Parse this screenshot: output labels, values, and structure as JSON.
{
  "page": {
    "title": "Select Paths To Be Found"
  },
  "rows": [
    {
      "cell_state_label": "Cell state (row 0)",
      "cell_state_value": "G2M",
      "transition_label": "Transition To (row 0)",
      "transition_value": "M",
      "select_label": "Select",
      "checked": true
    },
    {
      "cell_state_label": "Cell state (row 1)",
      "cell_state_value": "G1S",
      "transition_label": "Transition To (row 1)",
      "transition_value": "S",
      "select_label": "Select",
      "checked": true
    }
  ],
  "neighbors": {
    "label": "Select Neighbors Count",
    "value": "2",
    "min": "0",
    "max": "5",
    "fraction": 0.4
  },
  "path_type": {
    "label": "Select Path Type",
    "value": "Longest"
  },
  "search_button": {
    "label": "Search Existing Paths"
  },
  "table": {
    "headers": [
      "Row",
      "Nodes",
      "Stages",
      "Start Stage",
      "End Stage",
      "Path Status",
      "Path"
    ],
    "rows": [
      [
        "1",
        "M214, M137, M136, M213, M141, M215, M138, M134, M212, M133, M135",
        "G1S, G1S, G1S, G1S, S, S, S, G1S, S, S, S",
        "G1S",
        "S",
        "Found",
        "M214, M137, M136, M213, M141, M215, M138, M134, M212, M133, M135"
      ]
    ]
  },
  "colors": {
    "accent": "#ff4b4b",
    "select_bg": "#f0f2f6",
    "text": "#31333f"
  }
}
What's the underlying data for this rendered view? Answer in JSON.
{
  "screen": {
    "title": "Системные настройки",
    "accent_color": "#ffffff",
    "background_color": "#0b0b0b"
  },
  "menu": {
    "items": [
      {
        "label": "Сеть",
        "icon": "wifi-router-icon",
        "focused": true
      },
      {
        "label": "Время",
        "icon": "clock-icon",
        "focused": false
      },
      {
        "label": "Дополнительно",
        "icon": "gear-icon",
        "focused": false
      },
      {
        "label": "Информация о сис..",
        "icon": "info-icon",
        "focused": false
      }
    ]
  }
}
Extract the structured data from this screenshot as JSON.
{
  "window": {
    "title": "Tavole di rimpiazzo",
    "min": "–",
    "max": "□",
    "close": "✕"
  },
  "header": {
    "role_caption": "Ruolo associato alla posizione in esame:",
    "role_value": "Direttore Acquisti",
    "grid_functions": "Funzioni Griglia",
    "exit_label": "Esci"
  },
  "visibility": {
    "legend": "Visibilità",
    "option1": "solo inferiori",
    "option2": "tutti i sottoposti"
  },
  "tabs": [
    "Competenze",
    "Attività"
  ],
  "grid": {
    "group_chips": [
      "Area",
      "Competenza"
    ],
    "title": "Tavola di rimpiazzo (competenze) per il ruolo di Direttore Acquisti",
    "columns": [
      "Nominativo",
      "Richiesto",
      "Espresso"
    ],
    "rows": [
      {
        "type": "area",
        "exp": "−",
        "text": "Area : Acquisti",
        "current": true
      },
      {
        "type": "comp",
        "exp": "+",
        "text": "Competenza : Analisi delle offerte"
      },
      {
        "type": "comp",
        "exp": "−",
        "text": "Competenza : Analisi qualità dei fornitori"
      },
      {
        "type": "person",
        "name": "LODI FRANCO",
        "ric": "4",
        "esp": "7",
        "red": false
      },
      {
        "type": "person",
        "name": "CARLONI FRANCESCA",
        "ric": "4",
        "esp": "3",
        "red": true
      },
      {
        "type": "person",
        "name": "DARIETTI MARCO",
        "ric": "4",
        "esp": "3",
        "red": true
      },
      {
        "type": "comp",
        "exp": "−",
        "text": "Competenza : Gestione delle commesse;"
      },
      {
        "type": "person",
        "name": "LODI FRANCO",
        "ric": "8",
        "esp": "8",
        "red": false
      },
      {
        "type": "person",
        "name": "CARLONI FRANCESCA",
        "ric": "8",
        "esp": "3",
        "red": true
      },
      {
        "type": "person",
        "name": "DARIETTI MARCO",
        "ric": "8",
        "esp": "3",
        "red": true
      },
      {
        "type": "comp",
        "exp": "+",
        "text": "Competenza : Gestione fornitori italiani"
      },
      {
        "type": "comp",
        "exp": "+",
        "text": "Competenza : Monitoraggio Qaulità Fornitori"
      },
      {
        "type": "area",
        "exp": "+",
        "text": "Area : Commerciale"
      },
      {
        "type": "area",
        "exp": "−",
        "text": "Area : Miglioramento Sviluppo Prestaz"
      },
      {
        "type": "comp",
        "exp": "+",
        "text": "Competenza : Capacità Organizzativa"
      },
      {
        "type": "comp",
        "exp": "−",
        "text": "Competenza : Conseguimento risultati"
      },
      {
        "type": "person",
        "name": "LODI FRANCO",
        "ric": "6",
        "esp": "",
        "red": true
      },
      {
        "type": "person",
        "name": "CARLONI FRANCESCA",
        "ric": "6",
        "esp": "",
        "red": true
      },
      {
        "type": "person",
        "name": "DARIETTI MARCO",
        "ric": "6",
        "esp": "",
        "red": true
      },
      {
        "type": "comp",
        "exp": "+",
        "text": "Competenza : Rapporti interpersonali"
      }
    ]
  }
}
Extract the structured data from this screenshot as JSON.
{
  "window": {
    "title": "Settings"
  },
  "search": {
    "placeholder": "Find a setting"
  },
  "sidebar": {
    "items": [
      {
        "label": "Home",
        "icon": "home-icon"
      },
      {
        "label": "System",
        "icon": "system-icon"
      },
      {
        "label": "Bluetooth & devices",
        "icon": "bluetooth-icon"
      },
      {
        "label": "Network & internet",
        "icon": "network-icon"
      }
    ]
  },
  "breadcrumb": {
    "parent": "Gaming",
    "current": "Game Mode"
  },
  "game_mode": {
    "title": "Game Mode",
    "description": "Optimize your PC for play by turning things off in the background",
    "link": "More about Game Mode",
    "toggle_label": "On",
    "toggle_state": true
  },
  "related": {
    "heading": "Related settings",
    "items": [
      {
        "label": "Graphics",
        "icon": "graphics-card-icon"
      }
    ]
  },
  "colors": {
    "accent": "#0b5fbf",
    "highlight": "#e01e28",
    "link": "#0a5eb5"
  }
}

What to do:
Show the lines of the data that hold the word "this".

Finished task:
Parse this screenshot: output labels, values, and structure as JSON.
What's the underlying data for this rendered view? Answer in JSON.
Extract the structured data from this screenshot as JSON.
Extract the structured data from this screenshot as JSON.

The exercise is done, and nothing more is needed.